• **Dataset extract**
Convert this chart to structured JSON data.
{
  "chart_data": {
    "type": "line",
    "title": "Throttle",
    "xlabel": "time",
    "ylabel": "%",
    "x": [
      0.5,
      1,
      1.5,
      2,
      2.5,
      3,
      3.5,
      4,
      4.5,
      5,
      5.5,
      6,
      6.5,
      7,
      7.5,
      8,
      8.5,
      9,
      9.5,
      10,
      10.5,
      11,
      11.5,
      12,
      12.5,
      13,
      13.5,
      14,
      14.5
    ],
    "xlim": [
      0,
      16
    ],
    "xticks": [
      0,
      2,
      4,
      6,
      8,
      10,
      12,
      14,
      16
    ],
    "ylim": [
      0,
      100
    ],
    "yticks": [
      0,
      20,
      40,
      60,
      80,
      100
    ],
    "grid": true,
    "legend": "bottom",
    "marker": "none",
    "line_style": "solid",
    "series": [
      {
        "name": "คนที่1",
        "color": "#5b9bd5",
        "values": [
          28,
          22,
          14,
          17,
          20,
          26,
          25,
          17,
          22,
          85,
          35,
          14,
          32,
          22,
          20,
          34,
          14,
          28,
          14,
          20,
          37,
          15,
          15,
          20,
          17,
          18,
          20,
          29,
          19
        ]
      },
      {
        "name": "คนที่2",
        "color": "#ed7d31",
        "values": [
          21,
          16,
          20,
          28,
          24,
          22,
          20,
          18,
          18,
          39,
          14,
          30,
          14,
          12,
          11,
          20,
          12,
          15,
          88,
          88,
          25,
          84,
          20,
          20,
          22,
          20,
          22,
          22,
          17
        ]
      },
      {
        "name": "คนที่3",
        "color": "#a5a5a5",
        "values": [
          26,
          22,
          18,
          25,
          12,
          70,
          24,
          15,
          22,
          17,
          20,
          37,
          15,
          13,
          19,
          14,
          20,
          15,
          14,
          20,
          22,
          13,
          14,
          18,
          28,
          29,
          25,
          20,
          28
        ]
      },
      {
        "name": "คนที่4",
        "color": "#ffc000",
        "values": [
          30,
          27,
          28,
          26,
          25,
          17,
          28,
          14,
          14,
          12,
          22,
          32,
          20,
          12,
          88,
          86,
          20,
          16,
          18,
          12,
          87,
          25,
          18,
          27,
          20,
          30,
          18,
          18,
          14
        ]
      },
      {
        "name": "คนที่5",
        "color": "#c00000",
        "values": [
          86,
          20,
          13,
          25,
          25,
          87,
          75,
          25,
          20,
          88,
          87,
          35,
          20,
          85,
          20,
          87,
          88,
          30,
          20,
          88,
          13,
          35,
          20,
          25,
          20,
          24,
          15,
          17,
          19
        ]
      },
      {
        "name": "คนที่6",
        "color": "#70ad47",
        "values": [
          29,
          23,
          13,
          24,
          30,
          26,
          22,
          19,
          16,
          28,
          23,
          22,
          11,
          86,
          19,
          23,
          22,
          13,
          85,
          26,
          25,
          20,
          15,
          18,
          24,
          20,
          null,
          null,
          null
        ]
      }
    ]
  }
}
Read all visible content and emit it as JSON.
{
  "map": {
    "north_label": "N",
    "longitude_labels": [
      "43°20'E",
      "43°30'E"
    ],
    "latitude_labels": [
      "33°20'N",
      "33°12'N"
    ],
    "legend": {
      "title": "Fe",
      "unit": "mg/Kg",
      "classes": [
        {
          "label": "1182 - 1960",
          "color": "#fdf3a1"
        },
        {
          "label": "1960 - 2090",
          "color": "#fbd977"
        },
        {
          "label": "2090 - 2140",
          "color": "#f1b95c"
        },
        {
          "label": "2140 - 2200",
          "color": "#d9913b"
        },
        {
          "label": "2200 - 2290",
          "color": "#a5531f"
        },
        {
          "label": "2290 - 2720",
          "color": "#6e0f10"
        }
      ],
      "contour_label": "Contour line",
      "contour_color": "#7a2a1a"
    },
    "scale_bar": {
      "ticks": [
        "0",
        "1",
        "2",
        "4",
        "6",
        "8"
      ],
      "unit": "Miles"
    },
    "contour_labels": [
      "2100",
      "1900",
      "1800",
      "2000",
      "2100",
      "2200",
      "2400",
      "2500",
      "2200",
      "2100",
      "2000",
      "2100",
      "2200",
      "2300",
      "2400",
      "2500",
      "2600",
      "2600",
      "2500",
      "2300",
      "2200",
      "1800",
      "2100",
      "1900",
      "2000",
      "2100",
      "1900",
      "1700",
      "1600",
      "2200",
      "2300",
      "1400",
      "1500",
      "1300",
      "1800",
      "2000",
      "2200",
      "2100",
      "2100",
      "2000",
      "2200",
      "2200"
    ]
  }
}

• **Short problem**
Transcribe the whole listing exactly.

• **Answer to the exercise**
Convert this chart to structured JSON data.
{
  "chart_data": {
    "type": "line",
    "title": "Throttle",
    "xlabel": "time",
    "ylabel": "%",
    "x": [
      0.5,
      1,
      1.5,
      2,
      2.5,
      3,
      3.5,
      4,
      4.5,
      5,
      5.5,
      6,
      6.5,
      7,
      7.5,
      8,
      8.5,
      9,
      9.5,
      10,
      10.5,
      11,
      11.5,
      12,
      12.5,
      13,
      13.5,
      14,
      14.5
    ],
    "xlim": [
      0,
      16
    ],
    "xticks": [
      0,
      2,
      4,
      6,
      8,
      10,
      12,
      14,
      16
    ],
    "ylim": [
      0,
      100
    ],
    "yticks": [
      0,
      20,
      40,
      60,
      80,
      100
    ],
    "grid": true,
    "legend": "bottom",
    "marker": "none",
    "line_style": "solid",
    "series": [
      {
        "name": "คนที่1",
        "color": "#5b9bd5",
        "values": [
          28,
          22,
          14,
          17,
          20,
          26,
          25,
          17,
          22,
          85,
          35,
          14,
          32,
          22,
          20,
          34,
          14,
          28,
          14,
          20,
          37,
          15,
          15,
          20,
          17,
          18,
          20,
          29,
          19
        ]
      },
      {
        "name": "คนที่2",
        "color": "#ed7d31",
        "values": [
          21,
          16,
          20,
          28,
          24,
          22,
          20,
          18,
          18,
          39,
          14,
          30,
          14,
          12,
          11,
          20,
          12,
          15,
          88,
          88,
          25,
          84,
          20,
          20,
          22,
          20,
          22,
          22,
          17
        ]
      },
      {
        "name": "คนที่3",
        "color": "#a5a5a5",
        "values": [
          26,
          22,
          18,
          25,
          12,
          70,
          24,
          15,
          22,
          17,
          20,
          37,
          15,
          13,
          19,
          14,
          20,
          15,
          14,
          20,
          22,
          13,
          14,
          18,
          28,
          29,
          25,
          20,
          28
        ]
      },
      {
        "name": "คนที่4",
        "color": "#ffc000",
        "values": [
          30,
          27,
          28,
          26,
          25,
          17,
          28,
          14,
          14,
          12,
          22,
          32,
          20,
          12,
          88,
          86,
          20,
          16,
          18,
          12,
          87,
          25,
          18,
          27,
          20,
          30,
          18,
          18,
          14
        ]
      },
      {
        "name": "คนที่5",
        "color": "#c00000",
        "values": [
          86,
          20,
          13,
          25,
          25,
          87,
          75,
          25,
          20,
          88,
          87,
          35,
          20,
          85,
          20,
          87,
          88,
          30,
          20,
          88,
          13,
          35,
          20,
          25,
          20,
          24,
          15,
          17,
          19
        ]
      },
      {
        "name": "คนที่6",
        "color": "#70ad47",
        "values": [
          29,
          23,
          13,
          24,
          30,
          26,
          22,
          19,
          16,
          28,
          23,
          22,
          11,
          86,
          19,
          23,
          22,
          13,
          85,
          26,
          25,
          20,
          15,
          18,
          24,
          20,
          null,
          null,
          null
        ]
      }
    ]
  }
}
Read all visible content and emit it as JSON.
{
  "map": {
    "north_label": "N",
    "longitude_labels": [
      "43°20'E",
      "43°30'E"
    ],
    "latitude_labels": [
      "33°20'N",
      "33°12'N"
    ],
    "legend": {
      "title": "Fe",
      "unit": "mg/Kg",
      "classes": [
        {
          "label": "1182 - 1960",
          "color": "#fdf3a1"
        },
        {
          "label": "1960 - 2090",
          "color": "#fbd977"
        },
        {
          "label": "2090 - 2140",
          "color": "#f1b95c"
        },
        {
          "label": "2140 - 2200",
          "color": "#d9913b"
        },
        {
          "label": "2200 - 2290",
          "color": "#a5531f"
        },
        {
          "label": "2290 - 2720",
          "color": "#6e0f10"
        }
      ],
      "contour_label": "Contour line",
      "contour_color": "#7a2a1a"
    },
    "scale_bar": {
      "ticks": [
        "0",
        "1",
        "2",
        "4",
        "6",
        "8"
      ],
      "unit": "Miles"
    },
    "contour_labels": [
      "2100",
      "1900",
      "1800",
      "2000",
      "2100",
      "2200",
      "2400",
      "2500",
      "2200",
      "2100",
      "2000",
      "2100",
      "2200",
      "2300",
      "2400",
      "2500",
      "2600",
      "2600",
      "2500",
      "2300",
      "2200",
      "1800",
      "2100",
      "1900",
      "2000",
      "2100",
      "1900",
      "1700",
      "1600",
      "2200",
      "2300",
      "1400",
      "1500",
      "1300",
      "1800",
      "2000",
      "2200",
      "2100",
      "2100",
      "2000",
      "2200",
      "2200"
    ]
  }
}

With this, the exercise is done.